TASK BRIEF: Copy every line that mentions the word "Неважећи".

STORED ROWS:
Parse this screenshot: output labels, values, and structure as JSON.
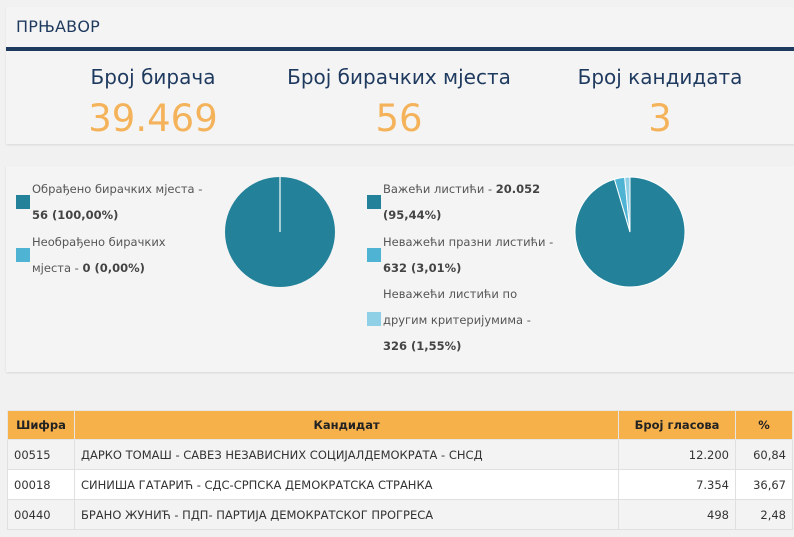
{
  "header": {
    "title": "ПРЊАВОР"
  },
  "stats": [
    {
      "label": "Број бирача",
      "value": "39.469"
    },
    {
      "label": "Број бирачких мјеста",
      "value": "56"
    },
    {
      "label": "Број кандидата",
      "value": "3"
    }
  ],
  "stations": {
    "items": [
      {
        "line1": "Обрађено бирачких мјеста -",
        "line2": "56 (100,00%)",
        "color": "#23829a"
      },
      {
        "line1": "Необрађено бирачких",
        "line2_text": "мјеста - ",
        "line2_bold": "0 (0,00%)",
        "color": "#4fb4d3"
      }
    ]
  },
  "ballots": {
    "items": [
      {
        "line1_text": "Важећи листићи - ",
        "line1_bold": "20.052",
        "line2": "(95,44%)",
        "color": "#23829a"
      },
      {
        "line1": "Неважећи празни листићи -",
        "line2": "632 (3,01%)",
        "color": "#4fb4d3"
      },
      {
        "line1": "Неважећи листићи по",
        "line2": "другим критеријумима -",
        "line3": "326 (1,55%)",
        "color": "#8fd0e6"
      }
    ]
  },
  "chart_data": [
    {
      "type": "pie",
      "slices": [
        {
          "label": "Обрађено бирачких мјеста",
          "value": 100.0,
          "color": "#23829a"
        },
        {
          "label": "Необрађено бирачких мјеста",
          "value": 0.0,
          "color": "#4fb4d3"
        }
      ]
    },
    {
      "type": "pie",
      "slices": [
        {
          "label": "Важећи листићи",
          "value": 95.44,
          "color": "#23829a"
        },
        {
          "label": "Неважећи празни листићи",
          "value": 3.01,
          "color": "#4fb4d3"
        },
        {
          "label": "Неважећи листићи по другим критеријумима",
          "value": 1.55,
          "color": "#8fd0e6"
        }
      ]
    }
  ],
  "table": {
    "headers": {
      "code": "Шифра",
      "candidate": "Кандидат",
      "votes": "Број гласова",
      "pct": "%"
    },
    "rows": [
      {
        "code": "00515",
        "candidate": "ДАРКО ТОМАШ - САВЕЗ НЕЗАВИСНИХ СОЦИЈАЛДЕМОКРАТА - СНСД",
        "votes": "12.200",
        "pct": "60,84"
      },
      {
        "code": "00018",
        "candidate": "СИНИША ГАТАРИЋ - СДС-СРПСКА ДЕМОКРАТСКА СТРАНКА",
        "votes": "7.354",
        "pct": "36,67"
      },
      {
        "code": "00440",
        "candidate": "БРАНО ЖУНИЋ - ПДП- ПАРТИЈА ДЕМОКРАТСКОГ ПРОГРЕСА",
        "votes": "498",
        "pct": "2,48"
      }
    ]
  }
}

OUTPUT OF THE TASK:
        "line1": "Неважећи празни листићи -",
        "line1": "Неважећи листићи по",
          "label": "Неважећи празни листићи",
          "label": "Неважећи листићи по другим критеријумима",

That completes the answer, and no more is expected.